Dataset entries
:::::

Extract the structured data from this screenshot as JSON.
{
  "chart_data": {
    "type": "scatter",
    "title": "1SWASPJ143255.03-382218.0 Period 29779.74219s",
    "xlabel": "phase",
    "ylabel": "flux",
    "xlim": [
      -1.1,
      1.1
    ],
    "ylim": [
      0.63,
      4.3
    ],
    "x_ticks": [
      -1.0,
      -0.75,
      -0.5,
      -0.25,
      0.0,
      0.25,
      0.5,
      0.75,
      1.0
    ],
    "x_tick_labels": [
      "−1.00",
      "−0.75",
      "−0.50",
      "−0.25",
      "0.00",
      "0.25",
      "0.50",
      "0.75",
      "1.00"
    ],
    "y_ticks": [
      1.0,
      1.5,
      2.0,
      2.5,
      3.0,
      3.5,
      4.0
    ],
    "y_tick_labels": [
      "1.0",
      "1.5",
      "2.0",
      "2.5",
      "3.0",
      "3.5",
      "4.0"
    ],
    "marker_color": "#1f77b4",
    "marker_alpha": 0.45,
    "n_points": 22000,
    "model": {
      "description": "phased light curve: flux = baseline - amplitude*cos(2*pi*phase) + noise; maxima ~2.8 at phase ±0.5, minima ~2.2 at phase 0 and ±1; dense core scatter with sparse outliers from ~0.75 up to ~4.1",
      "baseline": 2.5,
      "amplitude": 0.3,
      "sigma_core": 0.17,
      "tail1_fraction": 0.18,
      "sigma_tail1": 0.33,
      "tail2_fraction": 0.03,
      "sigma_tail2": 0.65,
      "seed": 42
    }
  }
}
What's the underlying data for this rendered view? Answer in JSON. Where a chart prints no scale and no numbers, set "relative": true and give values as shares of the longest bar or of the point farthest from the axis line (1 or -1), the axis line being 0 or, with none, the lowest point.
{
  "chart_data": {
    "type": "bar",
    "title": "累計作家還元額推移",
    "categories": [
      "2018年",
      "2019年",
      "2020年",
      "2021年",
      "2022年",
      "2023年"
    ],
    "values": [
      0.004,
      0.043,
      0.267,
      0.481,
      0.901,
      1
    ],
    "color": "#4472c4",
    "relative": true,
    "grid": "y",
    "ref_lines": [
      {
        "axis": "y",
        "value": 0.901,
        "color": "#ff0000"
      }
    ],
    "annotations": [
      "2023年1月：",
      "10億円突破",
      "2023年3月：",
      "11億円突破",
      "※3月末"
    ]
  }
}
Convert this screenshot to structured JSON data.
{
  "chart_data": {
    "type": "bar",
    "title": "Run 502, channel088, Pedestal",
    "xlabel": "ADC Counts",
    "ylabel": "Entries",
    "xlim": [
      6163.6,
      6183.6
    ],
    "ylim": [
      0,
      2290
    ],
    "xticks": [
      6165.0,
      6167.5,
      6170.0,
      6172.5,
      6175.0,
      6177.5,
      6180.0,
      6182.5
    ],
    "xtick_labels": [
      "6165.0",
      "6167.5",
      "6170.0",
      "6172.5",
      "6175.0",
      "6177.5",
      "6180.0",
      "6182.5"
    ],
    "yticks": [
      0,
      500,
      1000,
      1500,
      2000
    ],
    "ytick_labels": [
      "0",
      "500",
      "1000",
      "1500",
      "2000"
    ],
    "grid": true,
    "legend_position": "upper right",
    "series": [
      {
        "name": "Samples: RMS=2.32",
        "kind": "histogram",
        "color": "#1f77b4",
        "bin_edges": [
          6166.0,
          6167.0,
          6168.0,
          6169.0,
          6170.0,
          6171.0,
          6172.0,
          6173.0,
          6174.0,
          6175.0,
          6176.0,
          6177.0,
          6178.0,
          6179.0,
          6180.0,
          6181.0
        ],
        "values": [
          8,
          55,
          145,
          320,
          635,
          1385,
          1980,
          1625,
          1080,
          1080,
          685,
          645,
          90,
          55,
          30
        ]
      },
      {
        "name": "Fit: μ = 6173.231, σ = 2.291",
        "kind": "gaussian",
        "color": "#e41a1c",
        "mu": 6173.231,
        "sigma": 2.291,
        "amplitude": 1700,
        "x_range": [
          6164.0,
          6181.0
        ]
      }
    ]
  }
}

:::::

→ Stated task: Gather every line from the entries above where the word "screenshot" appears, and copy them.

→ Solved problem:
Extract the structured data from this screenshot as JSON.
Convert this screenshot to structured JSON data.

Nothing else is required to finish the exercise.